(Stored data entries)
**********

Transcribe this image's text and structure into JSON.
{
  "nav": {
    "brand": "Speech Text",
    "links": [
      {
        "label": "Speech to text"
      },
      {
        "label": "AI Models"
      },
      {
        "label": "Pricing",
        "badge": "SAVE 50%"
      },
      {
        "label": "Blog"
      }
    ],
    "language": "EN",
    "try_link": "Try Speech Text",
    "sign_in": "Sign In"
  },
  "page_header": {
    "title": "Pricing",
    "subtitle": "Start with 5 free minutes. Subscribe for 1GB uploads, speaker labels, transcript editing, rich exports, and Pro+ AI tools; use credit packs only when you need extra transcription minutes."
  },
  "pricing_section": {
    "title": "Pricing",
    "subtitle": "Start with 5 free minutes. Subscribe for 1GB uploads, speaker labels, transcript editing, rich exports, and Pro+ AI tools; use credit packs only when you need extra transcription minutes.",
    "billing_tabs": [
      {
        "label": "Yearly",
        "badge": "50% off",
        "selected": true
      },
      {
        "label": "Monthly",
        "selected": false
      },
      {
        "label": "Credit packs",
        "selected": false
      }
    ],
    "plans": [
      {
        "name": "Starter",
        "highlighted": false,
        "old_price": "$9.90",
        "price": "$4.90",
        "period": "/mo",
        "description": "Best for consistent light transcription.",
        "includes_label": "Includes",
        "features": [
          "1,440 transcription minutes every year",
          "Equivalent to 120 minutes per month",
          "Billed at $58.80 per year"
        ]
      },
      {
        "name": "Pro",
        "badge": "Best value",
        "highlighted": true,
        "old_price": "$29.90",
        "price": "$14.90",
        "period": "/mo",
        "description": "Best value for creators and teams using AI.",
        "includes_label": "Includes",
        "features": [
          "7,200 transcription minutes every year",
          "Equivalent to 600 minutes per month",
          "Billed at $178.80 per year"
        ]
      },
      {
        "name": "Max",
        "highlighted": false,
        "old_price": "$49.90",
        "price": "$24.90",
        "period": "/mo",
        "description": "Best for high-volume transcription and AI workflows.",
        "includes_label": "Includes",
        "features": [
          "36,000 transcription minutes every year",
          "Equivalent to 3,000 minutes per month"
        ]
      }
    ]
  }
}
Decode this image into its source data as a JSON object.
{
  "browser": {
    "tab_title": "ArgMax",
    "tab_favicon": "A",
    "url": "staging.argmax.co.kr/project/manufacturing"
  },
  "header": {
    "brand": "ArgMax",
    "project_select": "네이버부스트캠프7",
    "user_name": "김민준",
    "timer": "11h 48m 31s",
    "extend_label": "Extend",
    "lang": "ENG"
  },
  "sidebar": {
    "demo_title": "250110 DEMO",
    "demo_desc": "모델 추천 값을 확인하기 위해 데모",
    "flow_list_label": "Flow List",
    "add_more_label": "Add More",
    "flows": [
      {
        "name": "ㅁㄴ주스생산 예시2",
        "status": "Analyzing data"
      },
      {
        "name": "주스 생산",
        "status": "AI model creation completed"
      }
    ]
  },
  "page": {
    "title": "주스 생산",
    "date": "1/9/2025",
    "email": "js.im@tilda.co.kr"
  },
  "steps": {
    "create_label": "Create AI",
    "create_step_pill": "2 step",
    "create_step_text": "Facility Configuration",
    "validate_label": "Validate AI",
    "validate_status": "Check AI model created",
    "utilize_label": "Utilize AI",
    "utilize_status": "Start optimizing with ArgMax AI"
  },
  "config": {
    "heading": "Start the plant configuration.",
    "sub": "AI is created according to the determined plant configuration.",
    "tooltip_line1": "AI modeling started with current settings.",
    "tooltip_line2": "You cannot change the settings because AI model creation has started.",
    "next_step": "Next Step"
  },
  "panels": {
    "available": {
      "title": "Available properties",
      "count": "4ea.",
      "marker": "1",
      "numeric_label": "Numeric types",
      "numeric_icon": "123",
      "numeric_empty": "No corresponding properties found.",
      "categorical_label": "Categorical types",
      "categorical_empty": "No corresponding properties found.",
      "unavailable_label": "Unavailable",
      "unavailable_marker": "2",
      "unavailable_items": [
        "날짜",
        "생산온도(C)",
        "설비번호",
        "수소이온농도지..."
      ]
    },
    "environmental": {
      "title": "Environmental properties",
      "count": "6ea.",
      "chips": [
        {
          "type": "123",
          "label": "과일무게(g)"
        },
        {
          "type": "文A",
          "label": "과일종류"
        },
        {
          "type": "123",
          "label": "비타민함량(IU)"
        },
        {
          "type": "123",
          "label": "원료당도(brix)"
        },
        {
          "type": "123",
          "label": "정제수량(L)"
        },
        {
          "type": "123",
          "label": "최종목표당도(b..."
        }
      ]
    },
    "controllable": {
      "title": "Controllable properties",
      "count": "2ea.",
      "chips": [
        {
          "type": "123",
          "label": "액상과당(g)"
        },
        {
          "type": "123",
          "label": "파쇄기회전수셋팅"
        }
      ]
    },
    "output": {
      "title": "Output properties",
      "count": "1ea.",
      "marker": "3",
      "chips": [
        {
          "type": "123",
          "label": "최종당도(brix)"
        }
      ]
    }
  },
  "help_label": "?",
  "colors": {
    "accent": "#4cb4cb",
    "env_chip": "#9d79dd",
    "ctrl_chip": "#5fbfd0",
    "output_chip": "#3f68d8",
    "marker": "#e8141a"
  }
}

**********

> Written exercise: Give all the records again. Match them exactly.

> Correct output:
Transcribe this image's text and structure into JSON.
{
  "nav": {
    "brand": "Speech Text",
    "links": [
      {
        "label": "Speech to text"
      },
      {
        "label": "AI Models"
      },
      {
        "label": "Pricing",
        "badge": "SAVE 50%"
      },
      {
        "label": "Blog"
      }
    ],
    "language": "EN",
    "try_link": "Try Speech Text",
    "sign_in": "Sign In"
  },
  "page_header": {
    "title": "Pricing",
    "subtitle": "Start with 5 free minutes. Subscribe for 1GB uploads, speaker labels, transcript editing, rich exports, and Pro+ AI tools; use credit packs only when you need extra transcription minutes."
  },
  "pricing_section": {
    "title": "Pricing",
    "subtitle": "Start with 5 free minutes. Subscribe for 1GB uploads, speaker labels, transcript editing, rich exports, and Pro+ AI tools; use credit packs only when you need extra transcription minutes.",
    "billing_tabs": [
      {
        "label": "Yearly",
        "badge": "50% off",
        "selected": true
      },
      {
        "label": "Monthly",
        "selected": false
      },
      {
        "label": "Credit packs",
        "selected": false
      }
    ],
    "plans": [
      {
        "name": "Starter",
        "highlighted": false,
        "old_price": "$9.90",
        "price": "$4.90",
        "period": "/mo",
        "description": "Best for consistent light transcription.",
        "includes_label": "Includes",
        "features": [
          "1,440 transcription minutes every year",
          "Equivalent to 120 minutes per month",
          "Billed at $58.80 per year"
        ]
      },
      {
        "name": "Pro",
        "badge": "Best value",
        "highlighted": true,
        "old_price": "$29.90",
        "price": "$14.90",
        "period": "/mo",
        "description": "Best value for creators and teams using AI.",
        "includes_label": "Includes",
        "features": [
          "7,200 transcription minutes every year",
          "Equivalent to 600 minutes per month",
          "Billed at $178.80 per year"
        ]
      },
      {
        "name": "Max",
        "highlighted": false,
        "old_price": "$49.90",
        "price": "$24.90",
        "period": "/mo",
        "description": "Best for high-volume transcription and AI workflows.",
        "includes_label": "Includes",
        "features": [
          "36,000 transcription minutes every year",
          "Equivalent to 3,000 minutes per month"
        ]
      }
    ]
  }
}
Decode this image into its source data as a JSON object.
{
  "browser": {
    "tab_title": "ArgMax",
    "tab_favicon": "A",
    "url": "staging.argmax.co.kr/project/manufacturing"
  },
  "header": {
    "brand": "ArgMax",
    "project_select": "네이버부스트캠프7",
    "user_name": "김민준",
    "timer": "11h 48m 31s",
    "extend_label": "Extend",
    "lang": "ENG"
  },
  "sidebar": {
    "demo_title": "250110 DEMO",
    "demo_desc": "모델 추천 값을 확인하기 위해 데모",
    "flow_list_label": "Flow List",
    "add_more_label": "Add More",
    "flows": [
      {
        "name": "ㅁㄴ주스생산 예시2",
        "status": "Analyzing data"
      },
      {
        "name": "주스 생산",
        "status": "AI model creation completed"
      }
    ]
  },
  "page": {
    "title": "주스 생산",
    "date": "1/9/2025",
    "email": "js.im@tilda.co.kr"
  },
  "steps": {
    "create_label": "Create AI",
    "create_step_pill": "2 step",
    "create_step_text": "Facility Configuration",
    "validate_label": "Validate AI",
    "validate_status": "Check AI model created",
    "utilize_label": "Utilize AI",
    "utilize_status": "Start optimizing with ArgMax AI"
  },
  "config": {
    "heading": "Start the plant configuration.",
    "sub": "AI is created according to the determined plant configuration.",
    "tooltip_line1": "AI modeling started with current settings.",
    "tooltip_line2": "You cannot change the settings because AI model creation has started.",
    "next_step": "Next Step"
  },
  "panels": {
    "available": {
      "title": "Available properties",
      "count": "4ea.",
      "marker": "1",
      "numeric_label": "Numeric types",
      "numeric_icon": "123",
      "numeric_empty": "No corresponding properties found.",
      "categorical_label": "Categorical types",
      "categorical_empty": "No corresponding properties found.",
      "unavailable_label": "Unavailable",
      "unavailable_marker": "2",
      "unavailable_items": [
        "날짜",
        "생산온도(C)",
        "설비번호",
        "수소이온농도지..."
      ]
    },
    "environmental": {
      "title": "Environmental properties",
      "count": "6ea.",
      "chips": [
        {
          "type": "123",
          "label": "과일무게(g)"
        },
        {
          "type": "文A",
          "label": "과일종류"
        },
        {
          "type": "123",
          "label": "비타민함량(IU)"
        },
        {
          "type": "123",
          "label": "원료당도(brix)"
        },
        {
          "type": "123",
          "label": "정제수량(L)"
        },
        {
          "type": "123",
          "label": "최종목표당도(b..."
        }
      ]
    },
    "controllable": {
      "title": "Controllable properties",
      "count": "2ea.",
      "chips": [
        {
          "type": "123",
          "label": "액상과당(g)"
        },
        {
          "type": "123",
          "label": "파쇄기회전수셋팅"
        }
      ]
    },
    "output": {
      "title": "Output properties",
      "count": "1ea.",
      "marker": "3",
      "chips": [
        {
          "type": "123",
          "label": "최종당도(brix)"
        }
      ]
    }
  },
  "help_label": "?",
  "colors": {
    "accent": "#4cb4cb",
    "env_chip": "#9d79dd",
    "ctrl_chip": "#5fbfd0",
    "output_chip": "#3f68d8",
    "marker": "#e8141a"
  }
}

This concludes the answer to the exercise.